> [AIM OF THE TASK]: Copy each line below that contains "Information".

Entries from a dataset
============
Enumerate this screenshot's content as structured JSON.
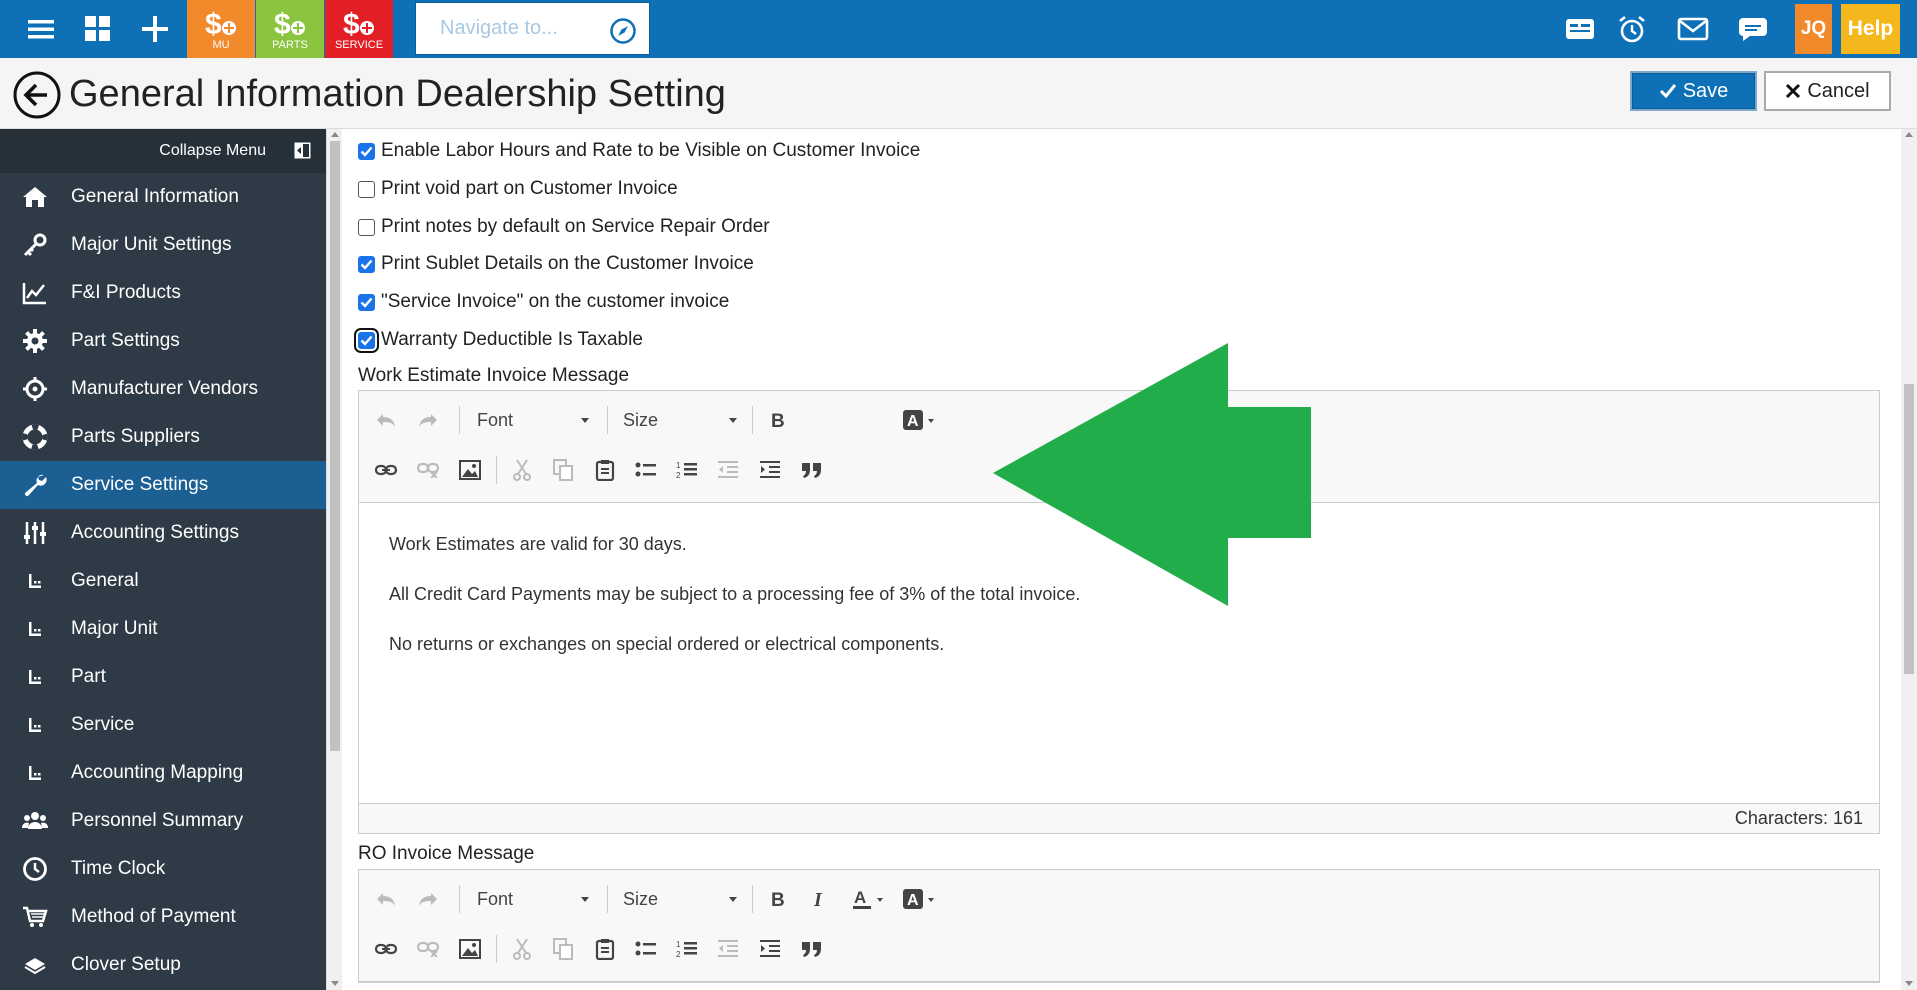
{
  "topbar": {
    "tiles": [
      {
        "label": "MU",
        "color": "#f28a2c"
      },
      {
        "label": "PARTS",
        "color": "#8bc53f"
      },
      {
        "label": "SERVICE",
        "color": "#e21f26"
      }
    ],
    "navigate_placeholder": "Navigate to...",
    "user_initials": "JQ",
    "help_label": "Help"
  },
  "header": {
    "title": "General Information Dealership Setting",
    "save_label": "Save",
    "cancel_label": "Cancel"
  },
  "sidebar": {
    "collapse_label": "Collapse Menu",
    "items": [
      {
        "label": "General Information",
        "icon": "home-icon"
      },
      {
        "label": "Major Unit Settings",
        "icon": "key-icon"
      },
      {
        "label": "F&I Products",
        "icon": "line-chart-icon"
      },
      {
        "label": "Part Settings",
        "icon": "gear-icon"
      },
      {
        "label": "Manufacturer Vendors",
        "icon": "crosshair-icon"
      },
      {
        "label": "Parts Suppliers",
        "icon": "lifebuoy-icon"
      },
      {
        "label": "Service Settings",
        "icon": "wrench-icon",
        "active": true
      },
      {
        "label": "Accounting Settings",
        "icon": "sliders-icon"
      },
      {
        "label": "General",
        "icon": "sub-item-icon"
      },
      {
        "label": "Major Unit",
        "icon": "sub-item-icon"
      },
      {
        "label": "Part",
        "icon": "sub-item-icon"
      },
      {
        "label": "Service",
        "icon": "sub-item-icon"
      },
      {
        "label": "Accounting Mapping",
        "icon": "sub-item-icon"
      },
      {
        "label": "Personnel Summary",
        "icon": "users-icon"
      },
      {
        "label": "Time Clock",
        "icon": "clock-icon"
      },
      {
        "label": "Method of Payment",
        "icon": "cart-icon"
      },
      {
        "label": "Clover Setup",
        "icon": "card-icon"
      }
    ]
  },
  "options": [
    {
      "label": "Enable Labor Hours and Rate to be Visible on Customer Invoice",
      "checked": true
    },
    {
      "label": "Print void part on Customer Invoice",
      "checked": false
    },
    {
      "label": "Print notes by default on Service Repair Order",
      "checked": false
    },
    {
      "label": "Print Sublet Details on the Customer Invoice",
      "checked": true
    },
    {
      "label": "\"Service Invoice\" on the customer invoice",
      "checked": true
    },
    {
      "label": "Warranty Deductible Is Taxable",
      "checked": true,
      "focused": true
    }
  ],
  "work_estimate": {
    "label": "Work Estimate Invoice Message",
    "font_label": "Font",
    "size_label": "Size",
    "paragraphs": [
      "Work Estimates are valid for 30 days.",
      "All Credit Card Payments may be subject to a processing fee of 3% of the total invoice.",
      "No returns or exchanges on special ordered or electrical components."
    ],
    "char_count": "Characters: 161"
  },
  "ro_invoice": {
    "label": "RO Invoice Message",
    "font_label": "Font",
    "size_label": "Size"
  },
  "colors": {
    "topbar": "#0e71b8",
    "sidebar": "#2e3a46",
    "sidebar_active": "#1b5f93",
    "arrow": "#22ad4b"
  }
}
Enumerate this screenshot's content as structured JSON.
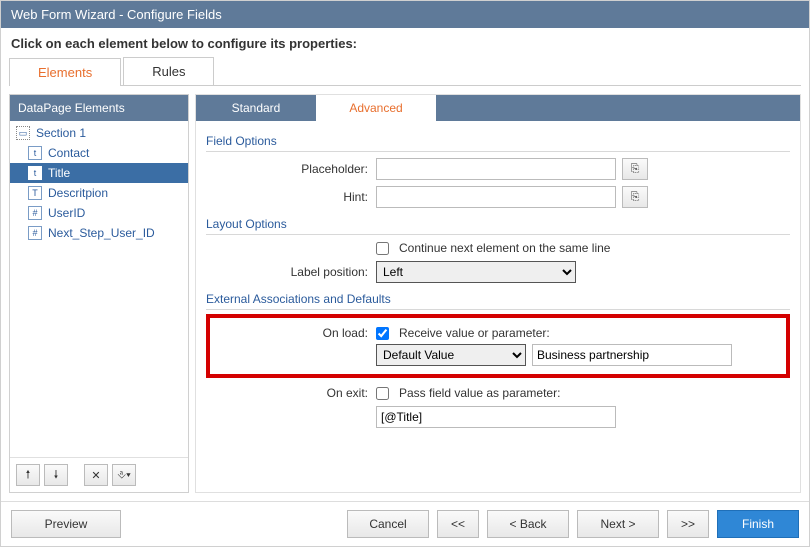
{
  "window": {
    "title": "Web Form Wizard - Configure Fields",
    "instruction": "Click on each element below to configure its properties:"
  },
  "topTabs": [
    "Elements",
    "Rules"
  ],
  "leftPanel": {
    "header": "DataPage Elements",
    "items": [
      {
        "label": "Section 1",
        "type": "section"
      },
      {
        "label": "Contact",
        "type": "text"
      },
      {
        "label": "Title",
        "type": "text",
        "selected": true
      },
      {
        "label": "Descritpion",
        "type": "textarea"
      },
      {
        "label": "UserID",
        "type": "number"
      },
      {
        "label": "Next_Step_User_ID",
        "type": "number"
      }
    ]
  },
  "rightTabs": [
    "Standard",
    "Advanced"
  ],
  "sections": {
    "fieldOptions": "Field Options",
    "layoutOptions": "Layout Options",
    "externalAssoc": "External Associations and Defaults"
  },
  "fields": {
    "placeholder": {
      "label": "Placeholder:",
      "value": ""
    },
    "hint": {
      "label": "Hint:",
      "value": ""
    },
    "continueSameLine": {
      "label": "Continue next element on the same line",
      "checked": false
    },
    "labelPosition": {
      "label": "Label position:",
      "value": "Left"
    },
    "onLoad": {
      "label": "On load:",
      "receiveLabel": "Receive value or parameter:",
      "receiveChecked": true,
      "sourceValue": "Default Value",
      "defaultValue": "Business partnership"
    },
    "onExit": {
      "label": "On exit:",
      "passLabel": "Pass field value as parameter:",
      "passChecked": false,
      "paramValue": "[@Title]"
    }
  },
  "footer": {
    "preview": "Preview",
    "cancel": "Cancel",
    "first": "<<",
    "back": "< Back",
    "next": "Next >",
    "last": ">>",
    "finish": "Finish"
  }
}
============
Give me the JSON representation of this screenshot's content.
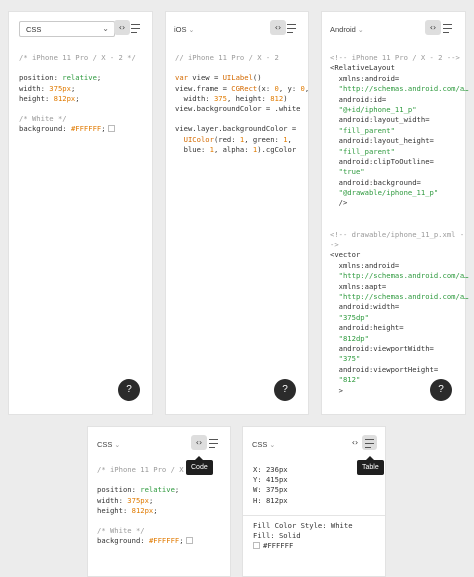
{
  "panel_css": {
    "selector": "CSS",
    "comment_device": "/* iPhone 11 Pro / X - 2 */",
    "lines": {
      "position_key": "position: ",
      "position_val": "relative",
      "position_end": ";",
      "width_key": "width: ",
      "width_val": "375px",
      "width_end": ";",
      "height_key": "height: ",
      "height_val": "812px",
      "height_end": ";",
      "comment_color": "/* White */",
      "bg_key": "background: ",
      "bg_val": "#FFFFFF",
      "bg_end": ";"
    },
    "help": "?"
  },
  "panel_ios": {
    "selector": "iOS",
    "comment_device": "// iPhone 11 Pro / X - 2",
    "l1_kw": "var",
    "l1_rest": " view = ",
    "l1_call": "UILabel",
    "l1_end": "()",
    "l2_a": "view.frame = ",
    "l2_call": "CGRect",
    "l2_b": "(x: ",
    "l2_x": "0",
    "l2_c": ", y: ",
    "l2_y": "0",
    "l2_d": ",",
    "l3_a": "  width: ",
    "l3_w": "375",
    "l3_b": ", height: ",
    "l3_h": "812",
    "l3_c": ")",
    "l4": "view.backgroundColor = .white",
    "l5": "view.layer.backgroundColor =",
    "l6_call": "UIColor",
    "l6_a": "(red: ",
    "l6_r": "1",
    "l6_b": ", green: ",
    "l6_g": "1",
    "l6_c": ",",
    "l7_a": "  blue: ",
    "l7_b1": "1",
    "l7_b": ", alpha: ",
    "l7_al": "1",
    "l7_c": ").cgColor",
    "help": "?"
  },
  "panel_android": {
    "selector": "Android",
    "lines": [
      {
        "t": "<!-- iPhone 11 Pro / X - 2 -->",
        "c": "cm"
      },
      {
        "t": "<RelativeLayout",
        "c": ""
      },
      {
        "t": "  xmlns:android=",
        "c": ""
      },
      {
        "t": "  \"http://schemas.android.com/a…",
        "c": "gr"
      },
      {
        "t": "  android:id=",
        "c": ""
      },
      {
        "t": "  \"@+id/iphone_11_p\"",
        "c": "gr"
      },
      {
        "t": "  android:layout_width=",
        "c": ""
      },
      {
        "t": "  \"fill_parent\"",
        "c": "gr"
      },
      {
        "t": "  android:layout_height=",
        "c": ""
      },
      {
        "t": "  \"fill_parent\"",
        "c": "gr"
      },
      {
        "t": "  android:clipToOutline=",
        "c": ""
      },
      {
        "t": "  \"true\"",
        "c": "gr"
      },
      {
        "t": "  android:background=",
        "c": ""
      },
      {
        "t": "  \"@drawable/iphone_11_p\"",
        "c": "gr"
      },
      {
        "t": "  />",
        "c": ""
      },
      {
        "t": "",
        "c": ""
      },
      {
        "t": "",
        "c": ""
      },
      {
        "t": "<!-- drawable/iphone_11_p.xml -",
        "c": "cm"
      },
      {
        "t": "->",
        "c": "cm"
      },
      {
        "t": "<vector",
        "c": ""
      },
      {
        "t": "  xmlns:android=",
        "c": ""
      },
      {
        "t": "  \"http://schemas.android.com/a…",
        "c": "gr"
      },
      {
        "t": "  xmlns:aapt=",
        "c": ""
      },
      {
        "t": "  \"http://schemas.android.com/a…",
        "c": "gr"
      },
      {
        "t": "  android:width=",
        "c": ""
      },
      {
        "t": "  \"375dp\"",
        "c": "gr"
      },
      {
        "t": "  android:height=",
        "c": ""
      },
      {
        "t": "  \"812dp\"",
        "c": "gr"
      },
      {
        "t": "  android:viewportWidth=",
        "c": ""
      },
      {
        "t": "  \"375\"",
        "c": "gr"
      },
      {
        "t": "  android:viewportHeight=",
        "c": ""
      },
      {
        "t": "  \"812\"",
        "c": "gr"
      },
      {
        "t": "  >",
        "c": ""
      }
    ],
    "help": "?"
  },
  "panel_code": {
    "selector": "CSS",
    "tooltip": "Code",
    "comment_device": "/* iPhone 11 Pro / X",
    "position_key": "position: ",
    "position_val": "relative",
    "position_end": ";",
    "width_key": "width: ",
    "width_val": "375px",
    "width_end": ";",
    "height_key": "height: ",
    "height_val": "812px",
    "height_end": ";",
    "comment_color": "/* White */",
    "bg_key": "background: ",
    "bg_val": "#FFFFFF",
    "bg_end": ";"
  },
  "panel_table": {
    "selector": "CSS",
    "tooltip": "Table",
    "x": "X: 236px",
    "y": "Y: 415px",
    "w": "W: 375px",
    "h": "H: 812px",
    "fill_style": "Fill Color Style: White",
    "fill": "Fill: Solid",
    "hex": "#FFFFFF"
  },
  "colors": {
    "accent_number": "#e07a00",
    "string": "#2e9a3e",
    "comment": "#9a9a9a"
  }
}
============
> [TASK ANSWER]:
    "title": "General Information Dealership Setting",
        "label": "General Information",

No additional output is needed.